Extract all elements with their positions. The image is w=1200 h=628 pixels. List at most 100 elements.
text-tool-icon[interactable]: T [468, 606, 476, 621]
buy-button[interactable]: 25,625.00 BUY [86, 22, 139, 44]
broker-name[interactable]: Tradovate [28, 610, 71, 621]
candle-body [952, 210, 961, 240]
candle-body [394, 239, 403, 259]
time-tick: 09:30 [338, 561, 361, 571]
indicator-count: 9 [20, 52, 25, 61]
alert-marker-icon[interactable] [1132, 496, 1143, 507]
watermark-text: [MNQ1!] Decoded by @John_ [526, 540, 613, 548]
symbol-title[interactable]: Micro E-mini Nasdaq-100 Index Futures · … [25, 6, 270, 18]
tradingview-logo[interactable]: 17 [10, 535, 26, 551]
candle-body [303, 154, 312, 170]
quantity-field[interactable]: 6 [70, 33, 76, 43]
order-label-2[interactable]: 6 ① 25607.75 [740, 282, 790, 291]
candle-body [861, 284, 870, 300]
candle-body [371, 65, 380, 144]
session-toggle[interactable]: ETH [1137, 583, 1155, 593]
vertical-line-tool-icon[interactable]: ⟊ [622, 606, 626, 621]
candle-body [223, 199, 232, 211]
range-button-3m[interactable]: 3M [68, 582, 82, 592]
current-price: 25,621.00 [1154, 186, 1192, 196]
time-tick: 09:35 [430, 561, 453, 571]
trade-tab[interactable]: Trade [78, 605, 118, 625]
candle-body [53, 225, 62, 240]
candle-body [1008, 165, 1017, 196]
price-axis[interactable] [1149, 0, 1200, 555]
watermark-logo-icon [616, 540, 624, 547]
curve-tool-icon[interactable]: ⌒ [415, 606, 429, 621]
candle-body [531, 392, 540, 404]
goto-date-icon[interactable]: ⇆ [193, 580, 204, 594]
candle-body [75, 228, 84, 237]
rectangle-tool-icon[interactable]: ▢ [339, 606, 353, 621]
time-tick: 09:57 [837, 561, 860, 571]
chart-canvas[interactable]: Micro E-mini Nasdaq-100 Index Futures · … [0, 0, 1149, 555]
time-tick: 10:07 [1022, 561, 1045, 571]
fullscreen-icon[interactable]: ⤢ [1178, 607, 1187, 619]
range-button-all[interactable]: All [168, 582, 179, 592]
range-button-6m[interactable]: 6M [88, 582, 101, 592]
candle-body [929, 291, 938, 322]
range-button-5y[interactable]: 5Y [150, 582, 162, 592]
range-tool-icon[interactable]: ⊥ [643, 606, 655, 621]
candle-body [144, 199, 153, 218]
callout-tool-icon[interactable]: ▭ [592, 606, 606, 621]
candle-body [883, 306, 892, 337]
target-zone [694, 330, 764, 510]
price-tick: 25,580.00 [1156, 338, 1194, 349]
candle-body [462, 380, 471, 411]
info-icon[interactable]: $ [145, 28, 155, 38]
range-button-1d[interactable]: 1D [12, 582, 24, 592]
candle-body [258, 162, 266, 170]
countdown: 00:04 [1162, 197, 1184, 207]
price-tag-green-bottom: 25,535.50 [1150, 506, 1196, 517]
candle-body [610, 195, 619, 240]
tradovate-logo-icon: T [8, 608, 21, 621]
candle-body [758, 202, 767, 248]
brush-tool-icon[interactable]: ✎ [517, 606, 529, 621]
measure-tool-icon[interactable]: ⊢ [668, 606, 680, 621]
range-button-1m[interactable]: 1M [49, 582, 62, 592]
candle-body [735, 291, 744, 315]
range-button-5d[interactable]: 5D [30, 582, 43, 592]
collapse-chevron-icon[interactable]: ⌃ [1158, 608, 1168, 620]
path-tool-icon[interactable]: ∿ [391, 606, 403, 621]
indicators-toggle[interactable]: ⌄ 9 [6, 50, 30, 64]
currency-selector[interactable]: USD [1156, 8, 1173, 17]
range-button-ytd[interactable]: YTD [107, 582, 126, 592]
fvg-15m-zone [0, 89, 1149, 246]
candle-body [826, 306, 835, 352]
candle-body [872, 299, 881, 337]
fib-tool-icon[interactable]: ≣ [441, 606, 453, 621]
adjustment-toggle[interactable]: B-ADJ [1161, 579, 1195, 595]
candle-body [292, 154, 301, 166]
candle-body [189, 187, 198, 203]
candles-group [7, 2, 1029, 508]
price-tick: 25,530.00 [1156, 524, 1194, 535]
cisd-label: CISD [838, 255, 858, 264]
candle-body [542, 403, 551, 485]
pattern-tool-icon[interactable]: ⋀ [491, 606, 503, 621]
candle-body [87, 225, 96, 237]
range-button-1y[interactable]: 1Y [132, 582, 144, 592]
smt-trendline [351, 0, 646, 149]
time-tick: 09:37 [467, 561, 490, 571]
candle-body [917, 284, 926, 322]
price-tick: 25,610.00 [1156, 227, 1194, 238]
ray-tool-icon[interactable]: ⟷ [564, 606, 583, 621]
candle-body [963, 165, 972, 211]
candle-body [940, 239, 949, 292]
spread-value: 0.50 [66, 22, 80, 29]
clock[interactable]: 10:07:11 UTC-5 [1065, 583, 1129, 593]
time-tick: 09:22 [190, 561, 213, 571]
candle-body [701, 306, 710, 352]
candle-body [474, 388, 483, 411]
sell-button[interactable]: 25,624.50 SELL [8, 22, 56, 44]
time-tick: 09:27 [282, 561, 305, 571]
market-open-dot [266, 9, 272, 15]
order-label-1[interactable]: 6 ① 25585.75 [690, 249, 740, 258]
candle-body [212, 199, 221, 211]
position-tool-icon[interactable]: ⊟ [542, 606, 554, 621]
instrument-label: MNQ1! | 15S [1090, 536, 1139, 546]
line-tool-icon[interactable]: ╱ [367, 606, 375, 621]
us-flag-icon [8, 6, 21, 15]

== Task to complete ==
Rewrite the data as a Markdown table with columns named "Index" and "Entry," starting at the first line and ending at the line that contains "time-tick: 09:30 [338, 561, 361, 571]". Number each line in order and leave out blank lines.

== The result ==
| Index | Entry |
|---|---|
| 1 | Extract all elements with their positions. The image is w=1200 h=628 pixels. List at most 100 elements. |
| 2 | text-tool-icon[interactable]: T [468, 606, 476, 621] |
| 3 | buy-button[interactable]: 25,625.00 BUY [86, 22, 139, 44] |
| 4 | broker-name[interactable]: Tradovate [28, 610, 71, 621] |
| 5 | candle-body [952, 210, 961, 240] |
| 6 | candle-body [394, 239, 403, 259] |
| 7 | time-tick: 09:30 [338, 561, 361, 571] |